- Problem to work on -
Switch every "interactable" in the lines below to "clickable" and leave everything else as it is.
##########
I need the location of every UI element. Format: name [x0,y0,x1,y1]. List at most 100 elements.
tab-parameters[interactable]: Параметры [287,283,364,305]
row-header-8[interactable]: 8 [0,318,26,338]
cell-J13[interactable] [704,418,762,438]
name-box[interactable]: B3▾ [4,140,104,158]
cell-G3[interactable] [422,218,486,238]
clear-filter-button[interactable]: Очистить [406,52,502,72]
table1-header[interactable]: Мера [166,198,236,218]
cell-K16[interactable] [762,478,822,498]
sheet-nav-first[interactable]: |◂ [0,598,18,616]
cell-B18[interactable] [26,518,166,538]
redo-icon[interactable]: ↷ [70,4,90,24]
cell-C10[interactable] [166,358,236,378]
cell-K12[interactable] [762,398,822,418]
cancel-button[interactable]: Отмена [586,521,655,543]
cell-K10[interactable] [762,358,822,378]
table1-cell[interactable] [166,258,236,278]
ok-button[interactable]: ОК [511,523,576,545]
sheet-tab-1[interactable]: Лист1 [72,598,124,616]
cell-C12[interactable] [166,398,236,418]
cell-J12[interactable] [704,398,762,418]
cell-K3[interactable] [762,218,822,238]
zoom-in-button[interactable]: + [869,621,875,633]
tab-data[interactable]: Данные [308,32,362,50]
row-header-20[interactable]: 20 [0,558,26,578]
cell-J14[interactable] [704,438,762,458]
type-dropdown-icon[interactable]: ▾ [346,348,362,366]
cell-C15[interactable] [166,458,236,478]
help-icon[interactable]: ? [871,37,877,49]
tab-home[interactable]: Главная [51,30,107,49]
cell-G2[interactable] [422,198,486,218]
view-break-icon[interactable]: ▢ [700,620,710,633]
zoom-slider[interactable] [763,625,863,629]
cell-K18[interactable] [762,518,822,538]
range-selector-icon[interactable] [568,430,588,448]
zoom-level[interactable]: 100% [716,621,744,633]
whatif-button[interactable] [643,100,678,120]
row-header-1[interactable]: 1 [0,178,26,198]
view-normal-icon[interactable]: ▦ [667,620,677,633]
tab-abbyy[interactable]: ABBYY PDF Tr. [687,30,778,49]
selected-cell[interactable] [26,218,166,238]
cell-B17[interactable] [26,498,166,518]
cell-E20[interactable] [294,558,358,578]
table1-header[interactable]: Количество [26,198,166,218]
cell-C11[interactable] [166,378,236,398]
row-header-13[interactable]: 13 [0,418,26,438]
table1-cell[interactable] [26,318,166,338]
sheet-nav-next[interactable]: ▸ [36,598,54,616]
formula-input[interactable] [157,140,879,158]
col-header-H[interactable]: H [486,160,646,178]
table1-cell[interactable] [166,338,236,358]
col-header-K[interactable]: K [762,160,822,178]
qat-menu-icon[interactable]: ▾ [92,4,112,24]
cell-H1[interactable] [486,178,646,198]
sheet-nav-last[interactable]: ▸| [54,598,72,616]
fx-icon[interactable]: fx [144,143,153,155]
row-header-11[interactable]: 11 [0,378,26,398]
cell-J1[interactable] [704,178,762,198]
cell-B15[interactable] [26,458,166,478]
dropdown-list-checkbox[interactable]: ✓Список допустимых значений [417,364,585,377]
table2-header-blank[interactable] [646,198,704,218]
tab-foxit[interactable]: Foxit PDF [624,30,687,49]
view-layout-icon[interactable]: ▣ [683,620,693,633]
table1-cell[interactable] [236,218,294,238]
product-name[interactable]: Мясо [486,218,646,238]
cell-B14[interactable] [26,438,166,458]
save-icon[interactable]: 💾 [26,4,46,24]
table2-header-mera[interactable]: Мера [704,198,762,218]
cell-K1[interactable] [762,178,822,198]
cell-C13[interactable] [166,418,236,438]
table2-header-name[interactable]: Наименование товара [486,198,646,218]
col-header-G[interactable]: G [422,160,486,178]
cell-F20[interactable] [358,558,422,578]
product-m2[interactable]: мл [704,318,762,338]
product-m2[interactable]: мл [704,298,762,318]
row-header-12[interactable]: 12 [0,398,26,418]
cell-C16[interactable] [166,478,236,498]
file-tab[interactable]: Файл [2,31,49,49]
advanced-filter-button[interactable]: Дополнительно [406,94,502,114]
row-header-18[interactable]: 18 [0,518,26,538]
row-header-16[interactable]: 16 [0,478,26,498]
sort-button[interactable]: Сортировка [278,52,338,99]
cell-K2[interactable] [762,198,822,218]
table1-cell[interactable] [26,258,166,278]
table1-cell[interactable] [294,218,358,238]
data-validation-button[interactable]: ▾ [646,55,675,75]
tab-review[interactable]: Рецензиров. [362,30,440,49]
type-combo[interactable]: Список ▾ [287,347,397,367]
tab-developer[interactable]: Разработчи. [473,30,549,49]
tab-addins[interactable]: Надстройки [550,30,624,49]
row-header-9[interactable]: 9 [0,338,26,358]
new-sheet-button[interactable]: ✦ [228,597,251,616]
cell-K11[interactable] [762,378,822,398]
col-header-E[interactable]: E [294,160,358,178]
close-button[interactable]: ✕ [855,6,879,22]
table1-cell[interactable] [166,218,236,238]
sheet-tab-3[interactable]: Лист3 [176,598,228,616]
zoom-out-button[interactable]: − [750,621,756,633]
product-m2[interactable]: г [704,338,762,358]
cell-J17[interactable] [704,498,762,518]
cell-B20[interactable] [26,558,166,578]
##########
- Solution to this exercise -
I need the location of every UI element. Format: name [x0,y0,x1,y1]. List at most 100 elements.
tab-parameters[clickable]: Параметры [287,283,364,305]
row-header-8[clickable]: 8 [0,318,26,338]
cell-J13[clickable] [704,418,762,438]
name-box[clickable]: B3▾ [4,140,104,158]
cell-G3[clickable] [422,218,486,238]
clear-filter-button[clickable]: Очистить [406,52,502,72]
table1-header[clickable]: Мера [166,198,236,218]
cell-K16[clickable] [762,478,822,498]
sheet-nav-first[clickable]: |◂ [0,598,18,616]
cell-B18[clickable] [26,518,166,538]
redo-icon[clickable]: ↷ [70,4,90,24]
cell-C10[clickable] [166,358,236,378]
cell-K12[clickable] [762,398,822,418]
cancel-button[clickable]: Отмена [586,521,655,543]
cell-K10[clickable] [762,358,822,378]
table1-cell[clickable] [166,258,236,278]
ok-button[clickable]: ОК [511,523,576,545]
sheet-tab-1[clickable]: Лист1 [72,598,124,616]
cell-C12[clickable] [166,398,236,418]
cell-J12[clickable] [704,398,762,418]
cell-K3[clickable] [762,218,822,238]
zoom-in-button[clickable]: + [869,621,875,633]
tab-data[clickable]: Данные [308,32,362,50]
row-header-20[clickable]: 20 [0,558,26,578]
cell-J14[clickable] [704,438,762,458]
type-dropdown-icon[clickable]: ▾ [346,348,362,366]
cell-C15[clickable] [166,458,236,478]
help-icon[clickable]: ? [871,37,877,49]
tab-home[clickable]: Главная [51,30,107,49]
cell-G2[clickable] [422,198,486,218]
view-break-icon[clickable]: ▢ [700,620,710,633]
zoom-slider[clickable] [763,625,863,629]
cell-K18[clickable] [762,518,822,538]
range-selector-icon[clickable] [568,430,588,448]
zoom-level[clickable]: 100% [716,621,744,633]
whatif-button[clickable] [643,100,678,120]
row-header-1[clickable]: 1 [0,178,26,198]
view-normal-icon[clickable]: ▦ [667,620,677,633]
tab-abbyy[clickable]: ABBYY PDF Tr. [687,30,778,49]
selected-cell[clickable] [26,218,166,238]
cell-B17[clickable] [26,498,166,518]
cell-E20[clickable] [294,558,358,578]
table1-header[clickable]: Количество [26,198,166,218]
cell-C11[clickable] [166,378,236,398]
row-header-13[clickable]: 13 [0,418,26,438]
table1-cell[clickable] [26,318,166,338]
sheet-nav-next[clickable]: ▸ [36,598,54,616]
formula-input[clickable] [157,140,879,158]
col-header-H[clickable]: H [486,160,646,178]
table1-cell[clickable] [166,338,236,358]
col-header-K[clickable]: K [762,160,822,178]
qat-menu-icon[clickable]: ▾ [92,4,112,24]
cell-H1[clickable] [486,178,646,198]
sheet-nav-last[clickable]: ▸| [54,598,72,616]
fx-icon[clickable]: fx [144,143,153,155]
row-header-11[clickable]: 11 [0,378,26,398]
cell-J1[clickable] [704,178,762,198]
cell-B15[clickable] [26,458,166,478]
dropdown-list-checkbox[clickable]: ✓Список допустимых значений [417,364,585,377]
table2-header-blank[clickable] [646,198,704,218]
tab-foxit[clickable]: Foxit PDF [624,30,687,49]
view-layout-icon[clickable]: ▣ [683,620,693,633]
table1-cell[clickable] [236,218,294,238]
product-name[clickable]: Мясо [486,218,646,238]
cell-B14[clickable] [26,438,166,458]
save-icon[clickable]: 💾 [26,4,46,24]
table2-header-mera[clickable]: Мера [704,198,762,218]
cell-K1[clickable] [762,178,822,198]
cell-C13[clickable] [166,418,236,438]
table2-header-name[clickable]: Наименование товара [486,198,646,218]
col-header-G[clickable]: G [422,160,486,178]
cell-F20[clickable] [358,558,422,578]
product-m2[clickable]: мл [704,318,762,338]
product-m2[clickable]: мл [704,298,762,318]
row-header-12[clickable]: 12 [0,398,26,418]
cell-C16[clickable] [166,478,236,498]
file-tab[clickable]: Файл [2,31,49,49]
advanced-filter-button[clickable]: Дополнительно [406,94,502,114]
row-header-18[clickable]: 18 [0,518,26,538]
row-header-16[clickable]: 16 [0,478,26,498]
sort-button[clickable]: Сортировка [278,52,338,99]
cell-K2[clickable] [762,198,822,218]
table1-cell[clickable] [26,258,166,278]
table1-cell[clickable] [294,218,358,238]
data-validation-button[clickable]: ▾ [646,55,675,75]
tab-review[clickable]: Рецензиров. [362,30,440,49]
type-combo[clickable]: Список ▾ [287,347,397,367]
tab-developer[clickable]: Разработчи. [473,30,549,49]
tab-addins[clickable]: Надстройки [550,30,624,49]
row-header-9[clickable]: 9 [0,338,26,358]
new-sheet-button[clickable]: ✦ [228,597,251,616]
cell-K11[clickable] [762,378,822,398]
col-header-E[clickable]: E [294,160,358,178]
close-button[clickable]: ✕ [855,6,879,22]
table1-cell[clickable] [166,218,236,238]
sheet-tab-3[clickable]: Лист3 [176,598,228,616]
zoom-out-button[clickable]: − [750,621,756,633]
product-m2[clickable]: г [704,338,762,358]
cell-J17[clickable] [704,498,762,518]
cell-B20[clickable] [26,558,166,578]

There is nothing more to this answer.